■ **What is required**: Copy each line below exactly and leave the pictures out.

══ Provided material

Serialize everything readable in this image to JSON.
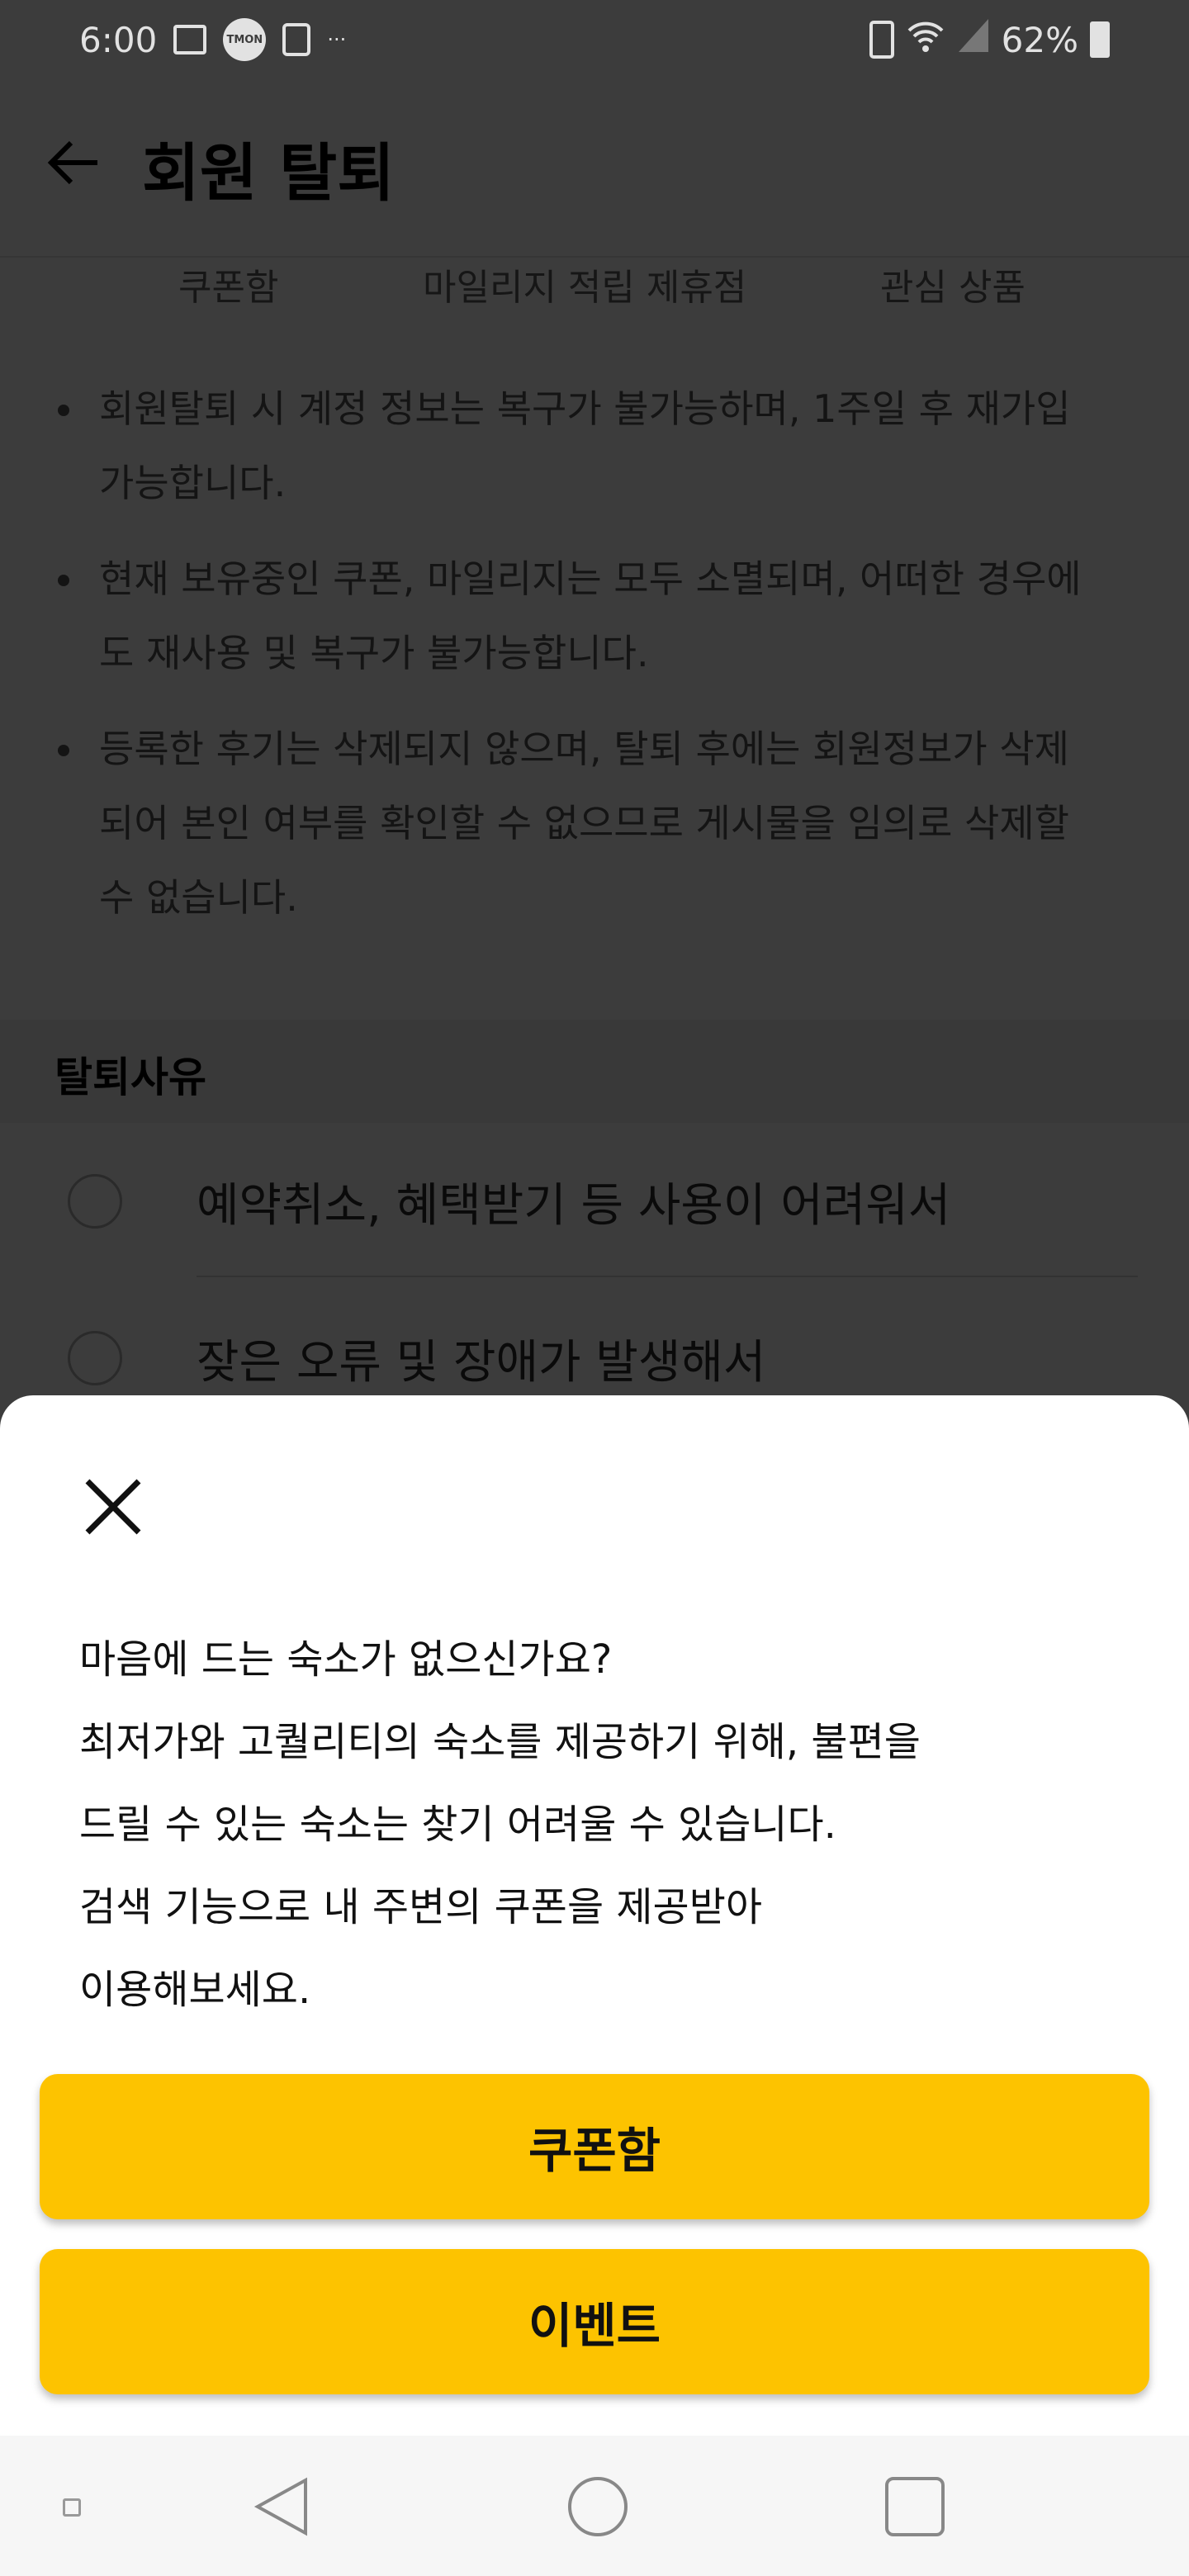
{
  "status_bar": {
    "time": "6:00",
    "notification_app": "TMON",
    "battery": "62%"
  },
  "header": {
    "title": "회원 탈퇴",
    "back_icon": "arrow-left-icon"
  },
  "tabs": [
    "쿠폰함",
    "마일리지 적립 제휴점",
    "관심 상품"
  ],
  "notices": [
    "회원탈퇴 시 계정 정보는 복구가 불가능하며, 1주일 후 재가입 가능합니다.",
    "현재 보유중인 쿠폰, 마일리지는 모두 소멸되며, 어떠한 경우에도 재사용 및 복구가 불가능합니다.",
    "등록한 후기는 삭제되지 않으며, 탈퇴 후에는 회원정보가 삭제되어 본인 여부를 확인할 수 없으므로 게시물을 임의로 삭제할 수 없습니다."
  ],
  "reasons": {
    "title": "탈퇴사유",
    "options": [
      "예약취소, 혜택받기 등 사용이 어려워서",
      "잦은 오류 및 장애가 발생해서"
    ]
  },
  "sheet": {
    "lines": [
      "마음에 드는 숙소가 없으신가요?",
      "최저가와 고퀄리티의 숙소를 제공하기 위해, 불편을",
      "드릴 수 있는 숙소는 찾기 어려울 수 있습니다.",
      "검색 기능으로 내 주변의 쿠폰을 제공받아",
      "이용해보세요."
    ],
    "buttons": [
      "쿠폰함",
      "이벤트"
    ]
  },
  "colors": {
    "accent": "#fdc300"
  }
}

════

■ **Solved problem**:
Serialize everything readable in this image to JSON.
{
  "status_bar": {
    "time": "6:00",
    "notification_app": "TMON",
    "battery": "62%"
  },
  "header": {
    "title": "회원 탈퇴",
    "back_icon": "arrow-left-icon"
  },
  "tabs": [
    "쿠폰함",
    "마일리지 적립 제휴점",
    "관심 상품"
  ],
  "notices": [
    "회원탈퇴 시 계정 정보는 복구가 불가능하며, 1주일 후 재가입 가능합니다.",
    "현재 보유중인 쿠폰, 마일리지는 모두 소멸되며, 어떠한 경우에도 재사용 및 복구가 불가능합니다.",
    "등록한 후기는 삭제되지 않으며, 탈퇴 후에는 회원정보가 삭제되어 본인 여부를 확인할 수 없으므로 게시물을 임의로 삭제할 수 없습니다."
  ],
  "reasons": {
    "title": "탈퇴사유",
    "options": [
      "예약취소, 혜택받기 등 사용이 어려워서",
      "잦은 오류 및 장애가 발생해서"
    ]
  },
  "sheet": {
    "lines": [
      "마음에 드는 숙소가 없으신가요?",
      "최저가와 고퀄리티의 숙소를 제공하기 위해, 불편을",
      "드릴 수 있는 숙소는 찾기 어려울 수 있습니다.",
      "검색 기능으로 내 주변의 쿠폰을 제공받아",
      "이용해보세요."
    ],
    "buttons": [
      "쿠폰함",
      "이벤트"
    ]
  },
  "colors": {
    "accent": "#fdc300"
  }
}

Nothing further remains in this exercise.